Goal:
Repeat exactly the lines beginning at the one that contains "Extract all readable text from this page." and running to the end of the material. Omit the pictures.

───── Dataset extract

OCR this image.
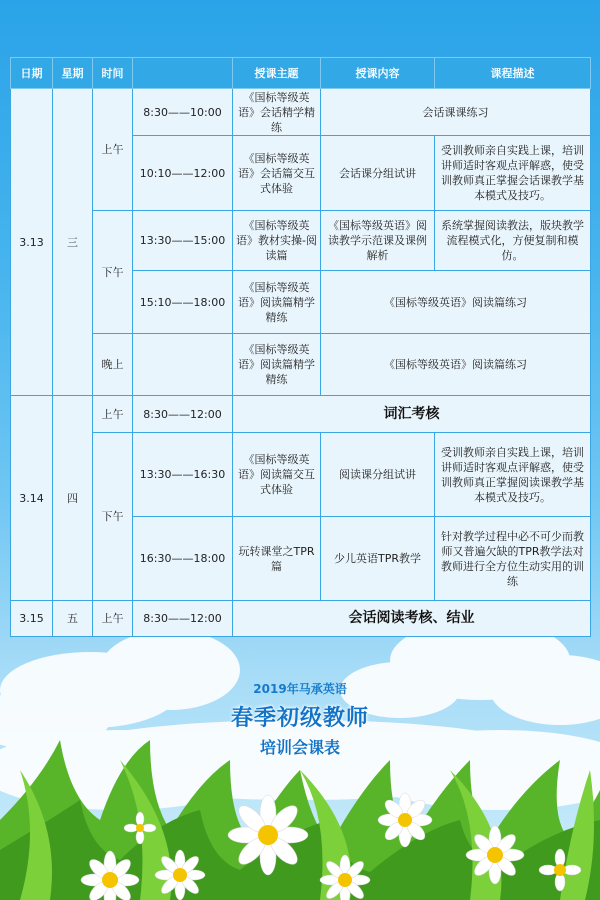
日期	星期	时间		授课主题	授课内容	课程描述
3.13	三	上午	8:30——10:00	《国标等级英语》会话精学精练	会话课课练习	
			10:10——12:00	《国标等级英语》会话篇交互式体验	会话课分组试讲	受训教师亲自实践上课，培训讲师适时客观点评解惑，使受训教师真正掌握会话课教学基本模式及技巧。
		下午	13:30——15:00	《国标等级英语》教材实操-阅读篇	《国标等级英语》阅读教学示范课及课例解析	系统掌握阅读教法，版块教学流程模式化，方便复制和模仿。
			15:10——18:00	《国标等级英语》阅读篇精学精练	《国标等级英语》阅读篇练习	
		晚上		《国标等级英语》阅读篇精学精练	《国标等级英语》阅读篇练习	
3.14	四	上午	8:30——12:00	词汇考核		
		下午	13:30——16:30	《国标等级英语》阅读篇交互式体验	阅读课分组试讲	受训教师亲自实践上课，培训讲师适时客观点评解惑，使受训教师真正掌握阅读课教学基本模式及技巧。
			16:30——18:00	玩转课堂之TPR篇	少儿英语TPR教学	针对教学过程中必不可少而教师又普遍欠缺的TPR教学法对教师进行全方位生动实用的训练
3.15	五	上午	8:30——12:00	会话阅读考核、结业		
2019年马承英语
春季初级教师
培训会课表
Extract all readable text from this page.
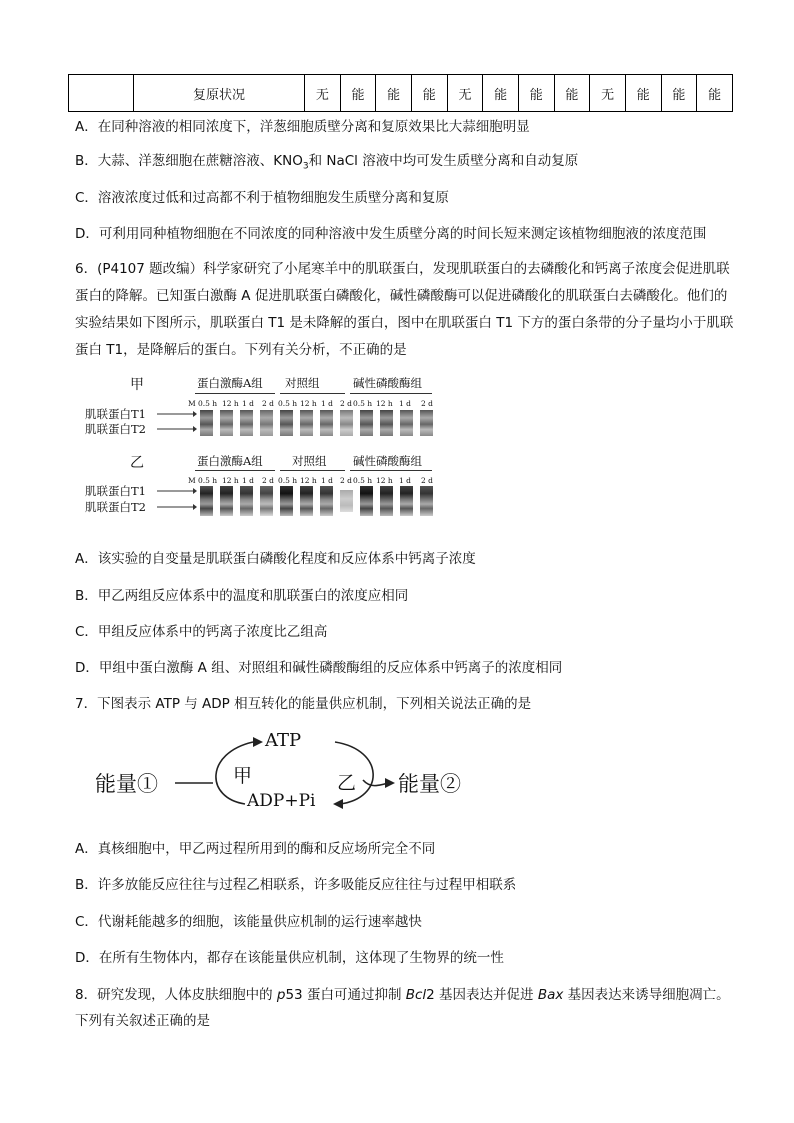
	复原状况	无	能	能	能	无	能	能	能	无	能	能	能
A．在同种溶液的相同浓度下，洋葱细胞质壁分离和复原效果比大蒜细胞明显
B．大蒜、洋葱细胞在蔗糖溶液、$KNO_3$和 NaCl 溶液中均可发生质壁分离和自动复原
C．溶液浓度过低和过高都不利于植物细胞发生质壁分离和复原
D．可利用同种植物细胞在不同浓度的同种溶液中发生质壁分离的时间长短来测定该植物细胞液的浓度范围
6．(P4107 题改编）科学家研究了小尾寒羊中的肌联蛋白，发现肌联蛋白的去磷酸化和钙离子浓度会促进肌联蛋白的降解。已知蛋白激酶 A 促进肌联蛋白磷酸化，碱性磷酸酶可以促进磷酸化的肌联蛋白去磷酸化。他们的实验结果如下图所示，肌联蛋白 T1 是未降解的蛋白，图中在肌联蛋白 T1 下方的蛋白条带的分子量均小于肌联蛋白 T1，是降解后的蛋白。下列有关分析，不正确的是
甲	蛋白激酶A组 对照组	碱性磷酸酶组
M 0.5 h 12 h 1 d 2 d 0.5 h 12 h 1 d 2 d 0.5 h 12 h 1 d 2 d
肌联蛋白T1
肌联蛋白T2
乙	蛋白激酶A组	对照组 碱性磷酸酶组
M 0.5 h 12 h 1 d 2 d 0.5 h 12 h 1 d 2 d 0.5 h 12 h 1 d 2 d
肌联蛋白T1
肌联蛋白T2
A．该实验的自变量是肌联蛋白磷酸化程度和反应体系中钙离子浓度
B．甲乙两组反应体系中的温度和肌联蛋白的浓度应相同
C．甲组反应体系中的钙离子浓度比乙组高
D．甲组中蛋白激酶 A 组、对照组和碱性磷酸酶组的反应体系中钙离子的浓度相同
7．下图表示 ATP 与 ADP 相互转化的能量供应机制，下列相关说法正确的是
能量①
ATP
甲	乙
ADP+Pi
能量②
A．真核细胞中，甲乙两过程所用到的酶和反应场所完全不同
B．许多放能反应往往与过程乙相联系，许多吸能反应往往与过程甲相联系
C．代谢耗能越多的细胞，该能量供应机制的运行速率越快
D．在所有生物体内，都存在该能量供应机制，这体现了生物界的统一性
8．研究发现，人体皮肤细胞中的 p53 蛋白可通过抑制 Bcl2 基因表达并促进 Bax 基因表达来诱导细胞凋亡。
下列有关叙述正确的是
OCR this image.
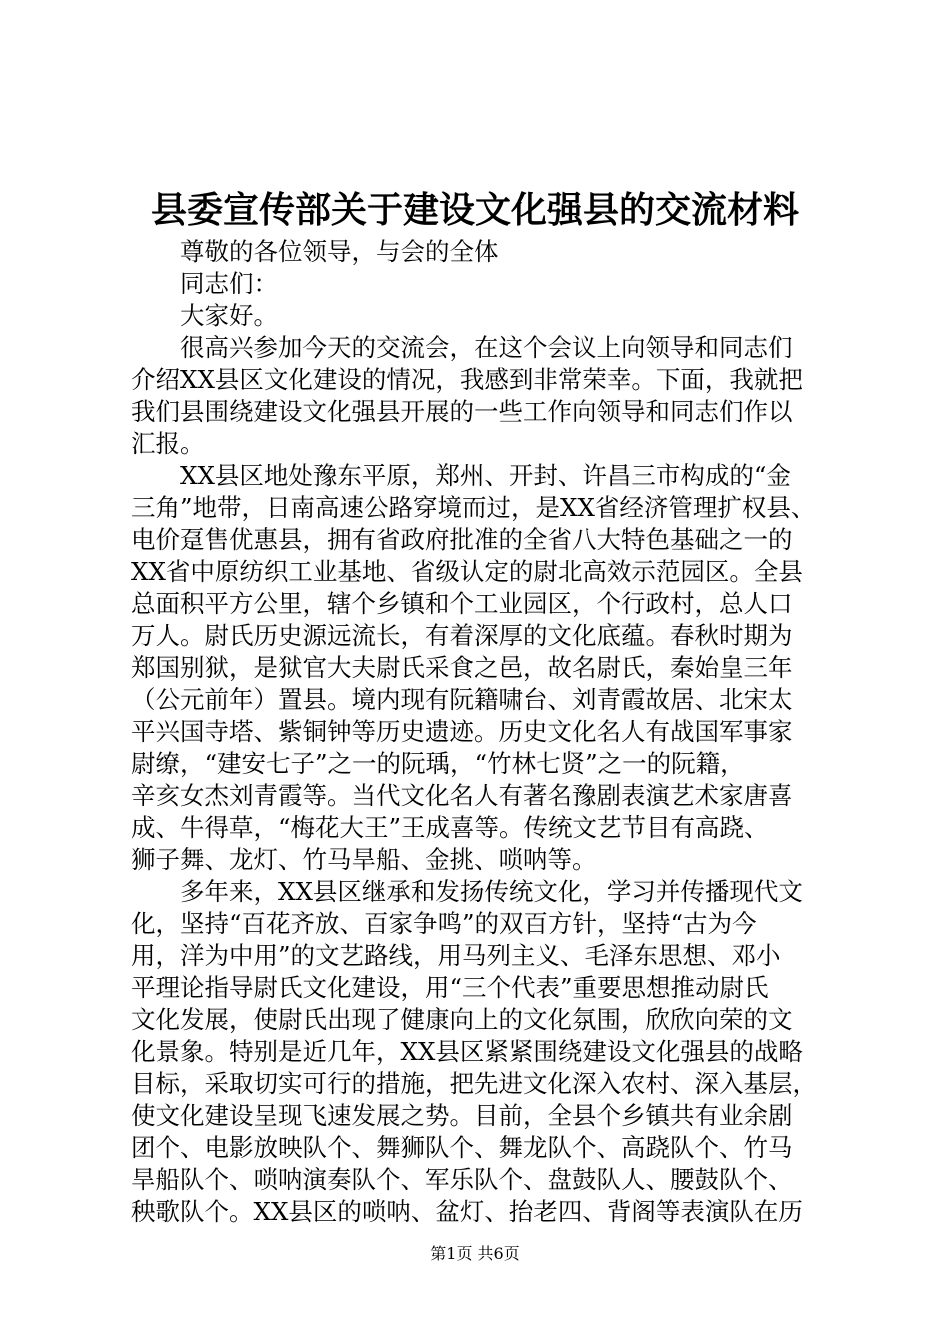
县委宣传部关于建设文化强县的交流材料
尊敬的各位领导，与会的全体
同志们：
大家好。
很高兴参加今天的交流会，在这个会议上向领导和同志们
介绍XX县区文化建设的情况，我感到非常荣幸。下面，我就把
我们县围绕建设文化强县开展的一些工作向领导和同志们作以
汇报。
XX县区地处豫东平原，郑州、开封、许昌三市构成的“金
三角”地带，日南高速公路穿境而过，是XX省经济管理扩权县、
电价趸售优惠县，拥有省政府批准的全省八大特色基础之一的
XX省中原纺织工业基地、省级认定的尉北高效示范园区。全县
总面积平方公里，辖个乡镇和个工业园区，个行政村，总人口
万人。尉氏历史源远流长，有着深厚的文化底蕴。春秋时期为
郑国别狱，是狱官大夫尉氏采食之邑，故名尉氏，秦始皇三年
（公元前年）置县。境内现有阮籍啸台、刘青霞故居、北宋太
平兴国寺塔、紫铜钟等历史遗迹。历史文化名人有战国军事家
尉缭，“建安七子”之一的阮瑀，“竹林七贤”之一的阮籍，
辛亥女杰刘青霞等。当代文化名人有著名豫剧表演艺术家唐喜
成、牛得草，“梅花大王”王成喜等。传统文艺节目有高跷、
狮子舞、龙灯、竹马旱船、金挑、唢呐等。
多年来，XX县区继承和发扬传统文化，学习并传播现代文
化，坚持“百花齐放、百家争鸣”的双百方针，坚持“古为今
用，洋为中用”的文艺路线，用马列主义、毛泽东思想、邓小
平理论指导尉氏文化建设，用“三个代表”重要思想推动尉氏
文化发展，使尉氏出现了健康向上的文化氛围，欣欣向荣的文
化景象。特别是近几年，XX县区紧紧围绕建设文化强县的战略
目标，采取切实可行的措施，把先进文化深入农村、深入基层，
使文化建设呈现飞速发展之势。目前，全县个乡镇共有业余剧
团个、电影放映队个、舞狮队个、舞龙队个、高跷队个、竹马
旱船队个、唢呐演奏队个、军乐队个、盘鼓队人、腰鼓队个、
秧歌队个。XX县区的唢呐、盆灯、抬老四、背阁等表演队在历
第1页 共6页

──────────

Correct answer:
Extract all readable text from this page.
	复原状况	无	能	能	能	无	能	能	能	无	能	能	能
A．在同种溶液的相同浓度下，洋葱细胞质壁分离和复原效果比大蒜细胞明显
B．大蒜、洋葱细胞在蔗糖溶液、$KNO_3$和 NaCl 溶液中均可发生质壁分离和自动复原
C．溶液浓度过低和过高都不利于植物细胞发生质壁分离和复原
D．可利用同种植物细胞在不同浓度的同种溶液中发生质壁分离的时间长短来测定该植物细胞液的浓度范围
6．(P4107 题改编）科学家研究了小尾寒羊中的肌联蛋白，发现肌联蛋白的去磷酸化和钙离子浓度会促进肌联蛋白的降解。已知蛋白激酶 A 促进肌联蛋白磷酸化，碱性磷酸酶可以促进磷酸化的肌联蛋白去磷酸化。他们的实验结果如下图所示，肌联蛋白 T1 是未降解的蛋白，图中在肌联蛋白 T1 下方的蛋白条带的分子量均小于肌联蛋白 T1，是降解后的蛋白。下列有关分析，不正确的是
甲	蛋白激酶A组 对照组	碱性磷酸酶组
M 0.5 h 12 h 1 d 2 d 0.5 h 12 h 1 d 2 d 0.5 h 12 h 1 d 2 d
肌联蛋白T1
肌联蛋白T2
乙	蛋白激酶A组	对照组 碱性磷酸酶组
M 0.5 h 12 h 1 d 2 d 0.5 h 12 h 1 d 2 d 0.5 h 12 h 1 d 2 d
肌联蛋白T1
肌联蛋白T2
A．该实验的自变量是肌联蛋白磷酸化程度和反应体系中钙离子浓度
B．甲乙两组反应体系中的温度和肌联蛋白的浓度应相同
C．甲组反应体系中的钙离子浓度比乙组高
D．甲组中蛋白激酶 A 组、对照组和碱性磷酸酶组的反应体系中钙离子的浓度相同
7．下图表示 ATP 与 ADP 相互转化的能量供应机制，下列相关说法正确的是
能量①
ATP
甲	乙
ADP+Pi
能量②
A．真核细胞中，甲乙两过程所用到的酶和反应场所完全不同
B．许多放能反应往往与过程乙相联系，许多吸能反应往往与过程甲相联系
C．代谢耗能越多的细胞，该能量供应机制的运行速率越快
D．在所有生物体内，都存在该能量供应机制，这体现了生物界的统一性
8．研究发现，人体皮肤细胞中的 p53 蛋白可通过抑制 Bcl2 基因表达并促进 Bax 基因表达来诱导细胞凋亡。
下列有关叙述正确的是
OCR this image.
县委宣传部关于建设文化强县的交流材料
尊敬的各位领导，与会的全体
同志们：
大家好。
很高兴参加今天的交流会，在这个会议上向领导和同志们
介绍XX县区文化建设的情况，我感到非常荣幸。下面，我就把
我们县围绕建设文化强县开展的一些工作向领导和同志们作以
汇报。
XX县区地处豫东平原，郑州、开封、许昌三市构成的“金
三角”地带，日南高速公路穿境而过，是XX省经济管理扩权县、
电价趸售优惠县，拥有省政府批准的全省八大特色基础之一的
XX省中原纺织工业基地、省级认定的尉北高效示范园区。全县
总面积平方公里，辖个乡镇和个工业园区，个行政村，总人口
万人。尉氏历史源远流长，有着深厚的文化底蕴。春秋时期为
郑国别狱，是狱官大夫尉氏采食之邑，故名尉氏，秦始皇三年
（公元前年）置县。境内现有阮籍啸台、刘青霞故居、北宋太
平兴国寺塔、紫铜钟等历史遗迹。历史文化名人有战国军事家
尉缭，“建安七子”之一的阮瑀，“竹林七贤”之一的阮籍，
辛亥女杰刘青霞等。当代文化名人有著名豫剧表演艺术家唐喜
成、牛得草，“梅花大王”王成喜等。传统文艺节目有高跷、
狮子舞、龙灯、竹马旱船、金挑、唢呐等。
多年来，XX县区继承和发扬传统文化，学习并传播现代文
化，坚持“百花齐放、百家争鸣”的双百方针，坚持“古为今
用，洋为中用”的文艺路线，用马列主义、毛泽东思想、邓小
平理论指导尉氏文化建设，用“三个代表”重要思想推动尉氏
文化发展，使尉氏出现了健康向上的文化氛围，欣欣向荣的文
化景象。特别是近几年，XX县区紧紧围绕建设文化强县的战略
目标，采取切实可行的措施，把先进文化深入农村、深入基层，
使文化建设呈现飞速发展之势。目前，全县个乡镇共有业余剧
团个、电影放映队个、舞狮队个、舞龙队个、高跷队个、竹马
旱船队个、唢呐演奏队个、军乐队个、盘鼓队人、腰鼓队个、
秧歌队个。XX县区的唢呐、盆灯、抬老四、背阁等表演队在历
第1页 共6页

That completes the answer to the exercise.